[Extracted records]
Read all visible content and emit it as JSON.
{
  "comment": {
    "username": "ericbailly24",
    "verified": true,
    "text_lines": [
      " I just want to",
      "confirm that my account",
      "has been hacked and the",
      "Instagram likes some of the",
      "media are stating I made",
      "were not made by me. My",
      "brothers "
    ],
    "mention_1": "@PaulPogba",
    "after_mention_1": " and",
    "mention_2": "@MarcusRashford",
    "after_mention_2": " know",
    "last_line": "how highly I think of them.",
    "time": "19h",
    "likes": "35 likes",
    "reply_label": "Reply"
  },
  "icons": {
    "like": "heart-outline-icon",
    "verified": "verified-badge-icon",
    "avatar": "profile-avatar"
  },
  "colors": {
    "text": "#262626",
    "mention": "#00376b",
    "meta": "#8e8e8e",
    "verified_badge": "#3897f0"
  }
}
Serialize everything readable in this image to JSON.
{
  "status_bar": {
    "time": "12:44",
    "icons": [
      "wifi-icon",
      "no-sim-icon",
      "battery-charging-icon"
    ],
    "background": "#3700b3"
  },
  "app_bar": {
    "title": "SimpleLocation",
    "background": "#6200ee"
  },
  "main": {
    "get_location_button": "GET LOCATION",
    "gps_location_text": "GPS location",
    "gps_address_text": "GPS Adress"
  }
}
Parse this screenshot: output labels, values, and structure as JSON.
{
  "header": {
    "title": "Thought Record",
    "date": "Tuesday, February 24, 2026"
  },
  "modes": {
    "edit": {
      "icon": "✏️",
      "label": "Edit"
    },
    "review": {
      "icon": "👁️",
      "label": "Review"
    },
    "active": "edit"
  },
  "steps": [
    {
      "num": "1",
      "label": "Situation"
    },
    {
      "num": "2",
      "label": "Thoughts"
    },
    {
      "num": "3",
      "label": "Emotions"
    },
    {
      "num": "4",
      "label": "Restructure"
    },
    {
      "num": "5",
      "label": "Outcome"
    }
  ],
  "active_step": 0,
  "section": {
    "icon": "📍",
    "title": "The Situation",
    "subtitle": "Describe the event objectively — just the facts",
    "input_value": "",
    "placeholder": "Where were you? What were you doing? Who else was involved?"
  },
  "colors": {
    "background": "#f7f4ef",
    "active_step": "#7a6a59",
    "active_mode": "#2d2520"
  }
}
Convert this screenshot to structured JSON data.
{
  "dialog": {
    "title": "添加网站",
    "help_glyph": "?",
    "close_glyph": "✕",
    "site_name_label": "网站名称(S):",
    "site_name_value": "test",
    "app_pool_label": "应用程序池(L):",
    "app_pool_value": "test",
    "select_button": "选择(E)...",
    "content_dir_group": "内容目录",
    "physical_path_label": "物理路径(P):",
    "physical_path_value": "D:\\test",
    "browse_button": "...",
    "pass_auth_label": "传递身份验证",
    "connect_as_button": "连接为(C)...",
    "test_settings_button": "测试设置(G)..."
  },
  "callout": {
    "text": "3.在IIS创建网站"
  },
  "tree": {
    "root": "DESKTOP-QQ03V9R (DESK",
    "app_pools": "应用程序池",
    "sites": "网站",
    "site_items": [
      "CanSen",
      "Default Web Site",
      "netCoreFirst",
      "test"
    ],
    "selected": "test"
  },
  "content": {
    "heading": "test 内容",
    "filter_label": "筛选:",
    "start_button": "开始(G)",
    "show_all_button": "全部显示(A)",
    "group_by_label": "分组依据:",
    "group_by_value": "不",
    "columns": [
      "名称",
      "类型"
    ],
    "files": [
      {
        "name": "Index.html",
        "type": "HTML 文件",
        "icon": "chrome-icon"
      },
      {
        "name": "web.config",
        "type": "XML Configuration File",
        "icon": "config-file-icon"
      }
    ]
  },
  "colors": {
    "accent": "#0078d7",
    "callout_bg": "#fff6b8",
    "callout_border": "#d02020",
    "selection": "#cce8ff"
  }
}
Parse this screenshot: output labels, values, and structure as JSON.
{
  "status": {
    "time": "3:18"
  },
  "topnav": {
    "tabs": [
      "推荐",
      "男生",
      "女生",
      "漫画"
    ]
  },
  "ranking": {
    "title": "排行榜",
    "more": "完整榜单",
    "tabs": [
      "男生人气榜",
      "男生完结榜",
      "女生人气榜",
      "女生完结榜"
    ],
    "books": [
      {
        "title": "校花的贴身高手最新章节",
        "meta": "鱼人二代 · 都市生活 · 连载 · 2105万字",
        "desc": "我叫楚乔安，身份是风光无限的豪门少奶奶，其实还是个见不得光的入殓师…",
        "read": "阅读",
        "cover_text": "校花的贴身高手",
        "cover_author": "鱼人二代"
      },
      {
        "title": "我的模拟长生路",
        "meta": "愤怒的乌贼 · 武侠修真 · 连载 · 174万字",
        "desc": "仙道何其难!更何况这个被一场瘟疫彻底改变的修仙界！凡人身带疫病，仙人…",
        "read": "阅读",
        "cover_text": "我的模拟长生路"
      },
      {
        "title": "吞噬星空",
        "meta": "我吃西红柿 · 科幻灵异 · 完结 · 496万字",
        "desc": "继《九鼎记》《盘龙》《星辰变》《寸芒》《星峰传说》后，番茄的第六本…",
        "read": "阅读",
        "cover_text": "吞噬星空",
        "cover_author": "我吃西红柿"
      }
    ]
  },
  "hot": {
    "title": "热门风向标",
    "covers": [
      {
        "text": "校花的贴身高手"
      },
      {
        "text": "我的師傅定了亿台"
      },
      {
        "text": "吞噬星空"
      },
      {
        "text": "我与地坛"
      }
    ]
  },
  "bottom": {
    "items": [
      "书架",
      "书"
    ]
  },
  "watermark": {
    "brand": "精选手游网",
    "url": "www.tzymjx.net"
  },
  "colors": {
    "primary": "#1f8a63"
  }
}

[SHORT PROBLEM]
Each line above is to be repeated exactly.

[SOLUTION]
Read all visible content and emit it as JSON.
{
  "comment": {
    "username": "ericbailly24",
    "verified": true,
    "text_lines": [
      " I just want to",
      "confirm that my account",
      "has been hacked and the",
      "Instagram likes some of the",
      "media are stating I made",
      "were not made by me. My",
      "brothers "
    ],
    "mention_1": "@PaulPogba",
    "after_mention_1": " and",
    "mention_2": "@MarcusRashford",
    "after_mention_2": " know",
    "last_line": "how highly I think of them.",
    "time": "19h",
    "likes": "35 likes",
    "reply_label": "Reply"
  },
  "icons": {
    "like": "heart-outline-icon",
    "verified": "verified-badge-icon",
    "avatar": "profile-avatar"
  },
  "colors": {
    "text": "#262626",
    "mention": "#00376b",
    "meta": "#8e8e8e",
    "verified_badge": "#3897f0"
  }
}
Serialize everything readable in this image to JSON.
{
  "status_bar": {
    "time": "12:44",
    "icons": [
      "wifi-icon",
      "no-sim-icon",
      "battery-charging-icon"
    ],
    "background": "#3700b3"
  },
  "app_bar": {
    "title": "SimpleLocation",
    "background": "#6200ee"
  },
  "main": {
    "get_location_button": "GET LOCATION",
    "gps_location_text": "GPS location",
    "gps_address_text": "GPS Adress"
  }
}
Parse this screenshot: output labels, values, and structure as JSON.
{
  "header": {
    "title": "Thought Record",
    "date": "Tuesday, February 24, 2026"
  },
  "modes": {
    "edit": {
      "icon": "✏️",
      "label": "Edit"
    },
    "review": {
      "icon": "👁️",
      "label": "Review"
    },
    "active": "edit"
  },
  "steps": [
    {
      "num": "1",
      "label": "Situation"
    },
    {
      "num": "2",
      "label": "Thoughts"
    },
    {
      "num": "3",
      "label": "Emotions"
    },
    {
      "num": "4",
      "label": "Restructure"
    },
    {
      "num": "5",
      "label": "Outcome"
    }
  ],
  "active_step": 0,
  "section": {
    "icon": "📍",
    "title": "The Situation",
    "subtitle": "Describe the event objectively — just the facts",
    "input_value": "",
    "placeholder": "Where were you? What were you doing? Who else was involved?"
  },
  "colors": {
    "background": "#f7f4ef",
    "active_step": "#7a6a59",
    "active_mode": "#2d2520"
  }
}
Convert this screenshot to structured JSON data.
{
  "dialog": {
    "title": "添加网站",
    "help_glyph": "?",
    "close_glyph": "✕",
    "site_name_label": "网站名称(S):",
    "site_name_value": "test",
    "app_pool_label": "应用程序池(L):",
    "app_pool_value": "test",
    "select_button": "选择(E)...",
    "content_dir_group": "内容目录",
    "physical_path_label": "物理路径(P):",
    "physical_path_value": "D:\\test",
    "browse_button": "...",
    "pass_auth_label": "传递身份验证",
    "connect_as_button": "连接为(C)...",
    "test_settings_button": "测试设置(G)..."
  },
  "callout": {
    "text": "3.在IIS创建网站"
  },
  "tree": {
    "root": "DESKTOP-QQ03V9R (DESK",
    "app_pools": "应用程序池",
    "sites": "网站",
    "site_items": [
      "CanSen",
      "Default Web Site",
      "netCoreFirst",
      "test"
    ],
    "selected": "test"
  },
  "content": {
    "heading": "test 内容",
    "filter_label": "筛选:",
    "start_button": "开始(G)",
    "show_all_button": "全部显示(A)",
    "group_by_label": "分组依据:",
    "group_by_value": "不",
    "columns": [
      "名称",
      "类型"
    ],
    "files": [
      {
        "name": "Index.html",
        "type": "HTML 文件",
        "icon": "chrome-icon"
      },
      {
        "name": "web.config",
        "type": "XML Configuration File",
        "icon": "config-file-icon"
      }
    ]
  },
  "colors": {
    "accent": "#0078d7",
    "callout_bg": "#fff6b8",
    "callout_border": "#d02020",
    "selection": "#cce8ff"
  }
}
Parse this screenshot: output labels, values, and structure as JSON.
{
  "status": {
    "time": "3:18"
  },
  "topnav": {
    "tabs": [
      "推荐",
      "男生",
      "女生",
      "漫画"
    ]
  },
  "ranking": {
    "title": "排行榜",
    "more": "完整榜单",
    "tabs": [
      "男生人气榜",
      "男生完结榜",
      "女生人气榜",
      "女生完结榜"
    ],
    "books": [
      {
        "title": "校花的贴身高手最新章节",
        "meta": "鱼人二代 · 都市生活 · 连载 · 2105万字",
        "desc": "我叫楚乔安，身份是风光无限的豪门少奶奶，其实还是个见不得光的入殓师…",
        "read": "阅读",
        "cover_text": "校花的贴身高手",
        "cover_author": "鱼人二代"
      },
      {
        "title": "我的模拟长生路",
        "meta": "愤怒的乌贼 · 武侠修真 · 连载 · 174万字",
        "desc": "仙道何其难!更何况这个被一场瘟疫彻底改变的修仙界！凡人身带疫病，仙人…",
        "read": "阅读",
        "cover_text": "我的模拟长生路"
      },
      {
        "title": "吞噬星空",
        "meta": "我吃西红柿 · 科幻灵异 · 完结 · 496万字",
        "desc": "继《九鼎记》《盘龙》《星辰变》《寸芒》《星峰传说》后，番茄的第六本…",
        "read": "阅读",
        "cover_text": "吞噬星空",
        "cover_author": "我吃西红柿"
      }
    ]
  },
  "hot": {
    "title": "热门风向标",
    "covers": [
      {
        "text": "校花的贴身高手"
      },
      {
        "text": "我的師傅定了亿台"
      },
      {
        "text": "吞噬星空"
      },
      {
        "text": "我与地坛"
      }
    ]
  },
  "bottom": {
    "items": [
      "书架",
      "书"
    ]
  },
  "watermark": {
    "brand": "精选手游网",
    "url": "www.tzymjx.net"
  },
  "colors": {
    "primary": "#1f8a63"
  }
}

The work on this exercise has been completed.